[TASK OBJECTIVE]
Write the number of lines holding the word "name", and nothing else.

[LISTING]
○ ○ ○ ○
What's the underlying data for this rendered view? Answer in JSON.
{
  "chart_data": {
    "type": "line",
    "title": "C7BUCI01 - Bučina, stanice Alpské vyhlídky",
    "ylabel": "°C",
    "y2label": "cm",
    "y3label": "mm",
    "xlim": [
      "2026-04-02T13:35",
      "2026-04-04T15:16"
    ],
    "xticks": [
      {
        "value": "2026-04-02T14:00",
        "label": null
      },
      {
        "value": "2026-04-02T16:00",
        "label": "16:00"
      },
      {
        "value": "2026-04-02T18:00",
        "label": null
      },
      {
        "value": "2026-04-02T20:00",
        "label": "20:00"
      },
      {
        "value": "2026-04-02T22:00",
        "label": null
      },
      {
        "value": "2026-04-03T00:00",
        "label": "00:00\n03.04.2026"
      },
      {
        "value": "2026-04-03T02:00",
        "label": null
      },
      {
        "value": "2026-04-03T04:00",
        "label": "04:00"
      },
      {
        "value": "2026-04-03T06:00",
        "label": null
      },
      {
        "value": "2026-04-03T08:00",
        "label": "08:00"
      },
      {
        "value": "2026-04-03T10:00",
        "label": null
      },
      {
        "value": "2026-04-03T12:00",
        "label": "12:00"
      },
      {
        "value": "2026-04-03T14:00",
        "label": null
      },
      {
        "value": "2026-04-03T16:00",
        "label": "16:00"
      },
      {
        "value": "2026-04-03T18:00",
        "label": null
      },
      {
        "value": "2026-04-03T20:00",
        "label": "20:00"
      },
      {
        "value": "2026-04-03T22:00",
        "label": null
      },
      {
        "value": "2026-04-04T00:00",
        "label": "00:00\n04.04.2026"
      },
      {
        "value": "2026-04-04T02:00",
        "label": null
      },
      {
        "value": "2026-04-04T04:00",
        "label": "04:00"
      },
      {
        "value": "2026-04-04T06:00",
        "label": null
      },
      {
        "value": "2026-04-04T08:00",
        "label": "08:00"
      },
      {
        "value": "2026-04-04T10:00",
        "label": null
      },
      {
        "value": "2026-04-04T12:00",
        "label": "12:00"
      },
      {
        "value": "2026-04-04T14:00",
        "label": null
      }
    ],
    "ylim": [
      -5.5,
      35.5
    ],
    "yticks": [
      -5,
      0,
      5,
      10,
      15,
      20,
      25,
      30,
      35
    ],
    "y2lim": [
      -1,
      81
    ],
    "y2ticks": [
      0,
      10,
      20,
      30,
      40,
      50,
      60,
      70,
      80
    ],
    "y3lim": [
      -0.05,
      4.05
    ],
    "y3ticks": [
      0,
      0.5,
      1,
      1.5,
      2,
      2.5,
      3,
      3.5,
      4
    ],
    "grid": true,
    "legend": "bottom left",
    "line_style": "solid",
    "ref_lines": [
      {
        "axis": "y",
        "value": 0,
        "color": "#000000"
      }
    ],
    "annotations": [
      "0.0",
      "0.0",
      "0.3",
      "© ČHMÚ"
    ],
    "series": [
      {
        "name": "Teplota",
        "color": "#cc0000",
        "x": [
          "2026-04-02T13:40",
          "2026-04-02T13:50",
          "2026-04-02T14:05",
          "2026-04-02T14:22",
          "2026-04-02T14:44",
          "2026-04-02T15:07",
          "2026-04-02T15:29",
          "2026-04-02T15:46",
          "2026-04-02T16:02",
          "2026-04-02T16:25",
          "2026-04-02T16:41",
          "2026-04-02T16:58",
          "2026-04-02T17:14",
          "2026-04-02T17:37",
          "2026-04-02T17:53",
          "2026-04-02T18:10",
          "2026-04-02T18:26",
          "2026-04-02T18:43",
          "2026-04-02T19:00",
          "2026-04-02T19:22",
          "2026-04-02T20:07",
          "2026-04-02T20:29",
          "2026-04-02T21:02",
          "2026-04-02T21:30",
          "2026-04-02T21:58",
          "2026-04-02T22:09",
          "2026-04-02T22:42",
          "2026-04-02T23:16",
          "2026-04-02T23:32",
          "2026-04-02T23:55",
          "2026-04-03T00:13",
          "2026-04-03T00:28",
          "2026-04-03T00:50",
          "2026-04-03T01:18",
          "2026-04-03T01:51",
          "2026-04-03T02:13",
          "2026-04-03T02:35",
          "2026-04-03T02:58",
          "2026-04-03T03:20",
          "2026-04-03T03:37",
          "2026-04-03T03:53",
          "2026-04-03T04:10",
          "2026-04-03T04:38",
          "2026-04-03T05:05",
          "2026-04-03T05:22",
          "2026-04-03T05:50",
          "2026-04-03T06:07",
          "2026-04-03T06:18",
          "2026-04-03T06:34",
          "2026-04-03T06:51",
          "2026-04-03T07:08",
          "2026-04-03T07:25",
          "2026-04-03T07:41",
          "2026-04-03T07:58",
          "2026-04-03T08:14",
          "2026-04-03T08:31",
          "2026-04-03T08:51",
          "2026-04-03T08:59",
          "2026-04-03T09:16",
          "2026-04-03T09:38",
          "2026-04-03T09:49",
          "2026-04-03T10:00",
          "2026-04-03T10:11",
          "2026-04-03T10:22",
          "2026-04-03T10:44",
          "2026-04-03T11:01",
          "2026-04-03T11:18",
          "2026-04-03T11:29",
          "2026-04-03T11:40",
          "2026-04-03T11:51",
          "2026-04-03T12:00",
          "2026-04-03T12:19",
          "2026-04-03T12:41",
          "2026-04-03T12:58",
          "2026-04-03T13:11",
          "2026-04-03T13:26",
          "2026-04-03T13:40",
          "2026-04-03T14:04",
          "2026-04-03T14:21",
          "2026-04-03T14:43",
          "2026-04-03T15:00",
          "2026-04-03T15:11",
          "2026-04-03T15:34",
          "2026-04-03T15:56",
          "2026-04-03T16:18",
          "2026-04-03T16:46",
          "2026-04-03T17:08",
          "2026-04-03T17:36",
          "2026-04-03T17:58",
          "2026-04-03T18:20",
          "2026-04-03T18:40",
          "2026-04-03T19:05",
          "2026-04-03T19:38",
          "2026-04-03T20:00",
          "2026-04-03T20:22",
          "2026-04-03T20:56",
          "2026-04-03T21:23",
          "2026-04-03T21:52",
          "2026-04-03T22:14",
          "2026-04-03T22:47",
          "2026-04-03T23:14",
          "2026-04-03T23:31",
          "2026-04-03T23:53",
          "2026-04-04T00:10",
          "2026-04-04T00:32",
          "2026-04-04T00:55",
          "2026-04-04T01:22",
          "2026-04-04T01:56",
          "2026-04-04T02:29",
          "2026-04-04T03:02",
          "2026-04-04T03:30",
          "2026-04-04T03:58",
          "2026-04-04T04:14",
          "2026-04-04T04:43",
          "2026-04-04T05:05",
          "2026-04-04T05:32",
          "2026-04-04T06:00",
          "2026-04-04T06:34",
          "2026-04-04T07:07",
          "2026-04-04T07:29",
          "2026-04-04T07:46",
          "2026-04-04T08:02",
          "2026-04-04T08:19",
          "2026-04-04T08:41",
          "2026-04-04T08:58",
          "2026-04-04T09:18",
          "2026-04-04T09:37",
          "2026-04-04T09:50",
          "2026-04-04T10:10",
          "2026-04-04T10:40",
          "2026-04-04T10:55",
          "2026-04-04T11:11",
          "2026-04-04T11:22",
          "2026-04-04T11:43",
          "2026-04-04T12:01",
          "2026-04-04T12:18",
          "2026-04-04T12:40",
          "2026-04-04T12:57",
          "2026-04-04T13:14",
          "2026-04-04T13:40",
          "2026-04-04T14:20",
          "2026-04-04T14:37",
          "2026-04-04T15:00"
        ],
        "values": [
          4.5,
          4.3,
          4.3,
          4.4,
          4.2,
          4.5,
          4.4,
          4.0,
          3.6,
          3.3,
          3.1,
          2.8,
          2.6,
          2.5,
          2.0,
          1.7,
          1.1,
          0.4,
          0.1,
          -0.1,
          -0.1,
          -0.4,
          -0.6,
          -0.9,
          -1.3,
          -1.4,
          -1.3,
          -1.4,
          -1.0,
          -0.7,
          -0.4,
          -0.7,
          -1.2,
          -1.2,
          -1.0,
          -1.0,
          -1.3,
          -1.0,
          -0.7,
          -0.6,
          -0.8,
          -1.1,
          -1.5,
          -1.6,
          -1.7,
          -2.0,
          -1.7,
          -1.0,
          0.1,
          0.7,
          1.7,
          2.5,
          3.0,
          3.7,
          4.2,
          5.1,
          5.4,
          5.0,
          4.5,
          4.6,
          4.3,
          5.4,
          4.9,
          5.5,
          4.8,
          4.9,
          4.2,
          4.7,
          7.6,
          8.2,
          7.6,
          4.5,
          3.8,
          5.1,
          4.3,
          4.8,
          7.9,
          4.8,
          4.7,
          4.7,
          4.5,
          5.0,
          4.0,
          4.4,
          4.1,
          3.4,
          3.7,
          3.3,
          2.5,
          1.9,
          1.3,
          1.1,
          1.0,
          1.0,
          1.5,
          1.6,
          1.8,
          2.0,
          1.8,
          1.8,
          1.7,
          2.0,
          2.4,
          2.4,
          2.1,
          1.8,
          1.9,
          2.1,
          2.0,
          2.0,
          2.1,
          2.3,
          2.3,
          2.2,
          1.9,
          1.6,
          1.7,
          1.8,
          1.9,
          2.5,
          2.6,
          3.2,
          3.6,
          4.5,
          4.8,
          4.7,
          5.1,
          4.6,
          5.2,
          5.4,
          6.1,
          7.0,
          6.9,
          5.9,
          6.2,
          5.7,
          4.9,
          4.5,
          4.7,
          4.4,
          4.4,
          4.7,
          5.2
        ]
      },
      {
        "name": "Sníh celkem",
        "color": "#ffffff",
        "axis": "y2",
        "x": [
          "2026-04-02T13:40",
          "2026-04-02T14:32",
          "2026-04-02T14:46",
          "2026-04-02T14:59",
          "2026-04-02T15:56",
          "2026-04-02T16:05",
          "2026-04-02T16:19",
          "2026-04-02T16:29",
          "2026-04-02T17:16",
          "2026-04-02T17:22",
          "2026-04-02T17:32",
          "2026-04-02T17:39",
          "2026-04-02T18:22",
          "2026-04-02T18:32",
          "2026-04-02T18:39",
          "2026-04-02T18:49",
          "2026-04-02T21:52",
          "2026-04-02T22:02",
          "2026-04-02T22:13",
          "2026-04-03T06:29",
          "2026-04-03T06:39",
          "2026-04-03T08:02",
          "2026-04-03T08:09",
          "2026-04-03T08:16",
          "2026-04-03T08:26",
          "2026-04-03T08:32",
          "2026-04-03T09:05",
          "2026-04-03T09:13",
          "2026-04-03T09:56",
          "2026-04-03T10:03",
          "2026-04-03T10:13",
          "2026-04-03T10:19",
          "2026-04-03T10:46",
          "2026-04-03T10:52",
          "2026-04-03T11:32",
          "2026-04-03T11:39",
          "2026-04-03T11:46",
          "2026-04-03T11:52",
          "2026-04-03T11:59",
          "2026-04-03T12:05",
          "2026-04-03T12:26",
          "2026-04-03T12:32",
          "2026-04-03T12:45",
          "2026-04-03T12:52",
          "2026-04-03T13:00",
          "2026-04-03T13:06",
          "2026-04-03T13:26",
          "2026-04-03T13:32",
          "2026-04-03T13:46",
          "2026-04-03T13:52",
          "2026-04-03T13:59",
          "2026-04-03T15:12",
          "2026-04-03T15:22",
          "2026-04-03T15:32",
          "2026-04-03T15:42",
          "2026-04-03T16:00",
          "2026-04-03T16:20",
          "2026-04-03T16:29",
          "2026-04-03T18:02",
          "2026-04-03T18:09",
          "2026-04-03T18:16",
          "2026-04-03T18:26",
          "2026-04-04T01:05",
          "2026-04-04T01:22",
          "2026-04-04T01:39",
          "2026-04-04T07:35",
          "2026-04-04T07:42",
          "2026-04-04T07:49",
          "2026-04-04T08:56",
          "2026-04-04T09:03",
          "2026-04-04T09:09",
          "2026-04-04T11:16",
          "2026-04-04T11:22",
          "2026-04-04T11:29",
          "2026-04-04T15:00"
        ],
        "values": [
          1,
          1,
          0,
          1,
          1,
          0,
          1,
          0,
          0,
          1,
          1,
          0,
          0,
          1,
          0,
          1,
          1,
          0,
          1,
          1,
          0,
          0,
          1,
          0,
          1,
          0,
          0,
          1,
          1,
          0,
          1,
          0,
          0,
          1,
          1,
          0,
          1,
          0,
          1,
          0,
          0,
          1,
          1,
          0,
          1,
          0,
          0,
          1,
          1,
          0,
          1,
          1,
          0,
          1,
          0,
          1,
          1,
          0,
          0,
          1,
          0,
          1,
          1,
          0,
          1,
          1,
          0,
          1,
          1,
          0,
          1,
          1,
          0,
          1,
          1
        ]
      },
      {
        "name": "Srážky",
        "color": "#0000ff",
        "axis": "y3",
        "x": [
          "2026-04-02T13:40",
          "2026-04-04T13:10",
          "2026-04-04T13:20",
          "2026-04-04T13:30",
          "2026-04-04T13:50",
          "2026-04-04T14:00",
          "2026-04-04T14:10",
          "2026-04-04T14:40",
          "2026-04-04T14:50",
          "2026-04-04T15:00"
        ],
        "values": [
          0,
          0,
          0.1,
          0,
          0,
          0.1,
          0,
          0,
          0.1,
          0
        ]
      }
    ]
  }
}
○ ○ ○ ○
[EXPECTED OUTPUT]
3